== DATA PROVIDED ==
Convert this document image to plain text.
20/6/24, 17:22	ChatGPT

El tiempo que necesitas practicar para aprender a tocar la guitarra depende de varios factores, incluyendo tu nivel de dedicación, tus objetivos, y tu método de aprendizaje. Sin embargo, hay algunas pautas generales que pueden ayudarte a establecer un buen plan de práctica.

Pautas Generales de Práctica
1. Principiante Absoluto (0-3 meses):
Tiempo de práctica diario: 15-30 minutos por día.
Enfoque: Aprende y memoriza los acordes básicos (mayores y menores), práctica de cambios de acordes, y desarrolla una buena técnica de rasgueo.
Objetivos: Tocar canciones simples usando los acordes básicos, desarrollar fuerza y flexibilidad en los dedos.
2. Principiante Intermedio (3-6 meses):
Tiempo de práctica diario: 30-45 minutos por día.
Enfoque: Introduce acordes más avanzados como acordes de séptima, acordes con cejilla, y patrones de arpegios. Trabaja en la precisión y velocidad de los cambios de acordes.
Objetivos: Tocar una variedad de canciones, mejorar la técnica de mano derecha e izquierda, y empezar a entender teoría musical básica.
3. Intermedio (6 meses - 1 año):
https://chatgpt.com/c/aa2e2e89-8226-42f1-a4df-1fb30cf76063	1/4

== REQUEST ==
Repeat every line of the records above exactly.

== SOLUTION TO THE EXERCISE ==
Convert this document image to plain text.
20/6/24, 17:22	ChatGPT

El tiempo que necesitas practicar para aprender a tocar la guitarra depende de varios factores, incluyendo tu nivel de dedicación, tus objetivos, y tu método de aprendizaje. Sin embargo, hay algunas pautas generales que pueden ayudarte a establecer un buen plan de práctica.

Pautas Generales de Práctica
1. Principiante Absoluto (0-3 meses):
Tiempo de práctica diario: 15-30 minutos por día.
Enfoque: Aprende y memoriza los acordes básicos (mayores y menores), práctica de cambios de acordes, y desarrolla una buena técnica de rasgueo.
Objetivos: Tocar canciones simples usando los acordes básicos, desarrollar fuerza y flexibilidad en los dedos.
2. Principiante Intermedio (3-6 meses):
Tiempo de práctica diario: 30-45 minutos por día.
Enfoque: Introduce acordes más avanzados como acordes de séptima, acordes con cejilla, y patrones de arpegios. Trabaja en la precisión y velocidad de los cambios de acordes.
Objetivos: Tocar una variedad de canciones, mejorar la técnica de mano derecha e izquierda, y empezar a entender teoría musical básica.
3. Intermedio (6 meses - 1 año):
https://chatgpt.com/c/aa2e2e89-8226-42f1-a4df-1fb30cf76063	1/4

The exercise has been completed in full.